EXERCISE DETAILS - Can you restate the records below word for word?

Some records
>> start

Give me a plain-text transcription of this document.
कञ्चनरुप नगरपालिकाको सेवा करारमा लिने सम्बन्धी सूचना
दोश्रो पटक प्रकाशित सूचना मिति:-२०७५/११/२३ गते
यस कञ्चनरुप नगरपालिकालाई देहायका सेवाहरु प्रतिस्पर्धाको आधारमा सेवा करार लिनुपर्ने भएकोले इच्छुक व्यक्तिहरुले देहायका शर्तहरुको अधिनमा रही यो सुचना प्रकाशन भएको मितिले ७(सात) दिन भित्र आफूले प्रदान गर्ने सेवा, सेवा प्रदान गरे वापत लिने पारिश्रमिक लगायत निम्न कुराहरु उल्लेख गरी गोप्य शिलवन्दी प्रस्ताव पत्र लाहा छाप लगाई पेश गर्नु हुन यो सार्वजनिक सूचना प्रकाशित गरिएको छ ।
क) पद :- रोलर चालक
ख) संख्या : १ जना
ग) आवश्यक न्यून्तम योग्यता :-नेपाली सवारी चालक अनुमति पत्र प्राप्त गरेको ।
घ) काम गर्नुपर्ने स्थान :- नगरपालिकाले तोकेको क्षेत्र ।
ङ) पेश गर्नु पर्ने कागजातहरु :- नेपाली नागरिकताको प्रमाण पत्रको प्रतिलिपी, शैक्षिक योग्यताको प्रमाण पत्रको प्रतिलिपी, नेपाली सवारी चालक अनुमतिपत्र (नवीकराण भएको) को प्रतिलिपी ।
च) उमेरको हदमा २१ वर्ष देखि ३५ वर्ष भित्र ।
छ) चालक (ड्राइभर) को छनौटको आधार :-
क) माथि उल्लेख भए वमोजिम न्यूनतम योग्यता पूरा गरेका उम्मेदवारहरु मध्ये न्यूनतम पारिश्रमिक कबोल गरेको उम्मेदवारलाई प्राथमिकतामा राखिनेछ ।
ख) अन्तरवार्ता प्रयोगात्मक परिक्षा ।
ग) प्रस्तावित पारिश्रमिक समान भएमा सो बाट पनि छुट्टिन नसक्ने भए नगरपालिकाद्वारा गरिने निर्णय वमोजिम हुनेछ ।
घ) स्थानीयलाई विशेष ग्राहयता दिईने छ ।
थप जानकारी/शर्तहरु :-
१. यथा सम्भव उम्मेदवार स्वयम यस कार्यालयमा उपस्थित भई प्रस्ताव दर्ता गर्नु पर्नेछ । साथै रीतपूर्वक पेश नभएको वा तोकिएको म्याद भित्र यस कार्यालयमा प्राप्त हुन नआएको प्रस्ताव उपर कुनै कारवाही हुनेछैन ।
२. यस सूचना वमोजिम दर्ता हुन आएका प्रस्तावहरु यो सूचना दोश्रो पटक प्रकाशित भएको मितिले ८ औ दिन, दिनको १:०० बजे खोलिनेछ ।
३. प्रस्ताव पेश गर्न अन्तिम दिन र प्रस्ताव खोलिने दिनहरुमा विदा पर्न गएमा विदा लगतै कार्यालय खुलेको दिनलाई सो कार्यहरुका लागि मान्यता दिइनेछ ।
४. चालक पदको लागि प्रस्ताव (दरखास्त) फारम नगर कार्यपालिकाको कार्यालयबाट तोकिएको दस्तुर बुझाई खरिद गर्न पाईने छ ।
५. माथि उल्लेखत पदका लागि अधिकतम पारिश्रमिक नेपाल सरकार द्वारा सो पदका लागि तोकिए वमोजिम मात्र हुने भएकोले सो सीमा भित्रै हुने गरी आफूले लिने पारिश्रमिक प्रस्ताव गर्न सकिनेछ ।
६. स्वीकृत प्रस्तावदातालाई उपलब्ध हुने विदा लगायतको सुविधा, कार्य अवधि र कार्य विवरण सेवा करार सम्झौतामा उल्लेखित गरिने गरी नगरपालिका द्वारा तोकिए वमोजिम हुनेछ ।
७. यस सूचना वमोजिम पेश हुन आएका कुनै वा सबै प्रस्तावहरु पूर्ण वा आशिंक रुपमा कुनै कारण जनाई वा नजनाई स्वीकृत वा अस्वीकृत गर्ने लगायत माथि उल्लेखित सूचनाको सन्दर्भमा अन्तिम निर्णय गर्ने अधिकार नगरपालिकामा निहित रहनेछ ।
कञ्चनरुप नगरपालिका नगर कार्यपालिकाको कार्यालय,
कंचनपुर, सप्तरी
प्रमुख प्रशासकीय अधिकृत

>> end

THE COMPLETED TASK -
Give me a plain-text transcription of this document.
कञ्चनरुप नगरपालिकाको सेवा करारमा लिने सम्बन्धी सूचना
दोश्रो पटक प्रकाशित सूचना मिति:-२०७५/११/२३ गते
यस कञ्चनरुप नगरपालिकालाई देहायका सेवाहरु प्रतिस्पर्धाको आधारमा सेवा करार लिनुपर्ने भएकोले इच्छुक व्यक्तिहरुले देहायका शर्तहरुको अधिनमा रही यो सुचना प्रकाशन भएको मितिले ७(सात) दिन भित्र आफूले प्रदान गर्ने सेवा, सेवा प्रदान गरे वापत लिने पारिश्रमिक लगायत निम्न कुराहरु उल्लेख गरी गोप्य शिलवन्दी प्रस्ताव पत्र लाहा छाप लगाई पेश गर्नु हुन यो सार्वजनिक सूचना प्रकाशित गरिएको छ ।
क) पद :- रोलर चालक
ख) संख्या : १ जना
ग) आवश्यक न्यून्तम योग्यता :-नेपाली सवारी चालक अनुमति पत्र प्राप्त गरेको ।
घ) काम गर्नुपर्ने स्थान :- नगरपालिकाले तोकेको क्षेत्र ।
ङ) पेश गर्नु पर्ने कागजातहरु :- नेपाली नागरिकताको प्रमाण पत्रको प्रतिलिपी, शैक्षिक योग्यताको प्रमाण पत्रको प्रतिलिपी, नेपाली सवारी चालक अनुमतिपत्र (नवीकराण भएको) को प्रतिलिपी ।
च) उमेरको हदमा २१ वर्ष देखि ३५ वर्ष भित्र ।
छ) चालक (ड्राइभर) को छनौटको आधार :-
क) माथि उल्लेख भए वमोजिम न्यूनतम योग्यता पूरा गरेका उम्मेदवारहरु मध्ये न्यूनतम पारिश्रमिक कबोल गरेको उम्मेदवारलाई प्राथमिकतामा राखिनेछ ।
ख) अन्तरवार्ता प्रयोगात्मक परिक्षा ।
ग) प्रस्तावित पारिश्रमिक समान भएमा सो बाट पनि छुट्टिन नसक्ने भए नगरपालिकाद्वारा गरिने निर्णय वमोजिम हुनेछ ।
घ) स्थानीयलाई विशेष ग्राहयता दिईने छ ।
थप जानकारी/शर्तहरु :-
१. यथा सम्भव उम्मेदवार स्वयम यस कार्यालयमा उपस्थित भई प्रस्ताव दर्ता गर्नु पर्नेछ । साथै रीतपूर्वक पेश नभएको वा तोकिएको म्याद भित्र यस कार्यालयमा प्राप्त हुन नआएको प्रस्ताव उपर कुनै कारवाही हुनेछैन ।
२. यस सूचना वमोजिम दर्ता हुन आएका प्रस्तावहरु यो सूचना दोश्रो पटक प्रकाशित भएको मितिले ८ औ दिन, दिनको १:०० बजे खोलिनेछ ।
३. प्रस्ताव पेश गर्न अन्तिम दिन र प्रस्ताव खोलिने दिनहरुमा विदा पर्न गएमा विदा लगतै कार्यालय खुलेको दिनलाई सो कार्यहरुका लागि मान्यता दिइनेछ ।
४. चालक पदको लागि प्रस्ताव (दरखास्त) फारम नगर कार्यपालिकाको कार्यालयबाट तोकिएको दस्तुर बुझाई खरिद गर्न पाईने छ ।
५. माथि उल्लेखत पदका लागि अधिकतम पारिश्रमिक नेपाल सरकार द्वारा सो पदका लागि तोकिए वमोजिम मात्र हुने भएकोले सो सीमा भित्रै हुने गरी आफूले लिने पारिश्रमिक प्रस्ताव गर्न सकिनेछ ।
६. स्वीकृत प्रस्तावदातालाई उपलब्ध हुने विदा लगायतको सुविधा, कार्य अवधि र कार्य विवरण सेवा करार सम्झौतामा उल्लेखित गरिने गरी नगरपालिका द्वारा तोकिए वमोजिम हुनेछ ।
७. यस सूचना वमोजिम पेश हुन आएका कुनै वा सबै प्रस्तावहरु पूर्ण वा आशिंक रुपमा कुनै कारण जनाई वा नजनाई स्वीकृत वा अस्वीकृत गर्ने लगायत माथि उल्लेखित सूचनाको सन्दर्भमा अन्तिम निर्णय गर्ने अधिकार नगरपालिकामा निहित रहनेछ ।
कञ्चनरुप नगरपालिका नगर कार्यपालिकाको कार्यालय,
कंचनपुर, सप्तरी
प्रमुख प्रशासकीय अधिकृत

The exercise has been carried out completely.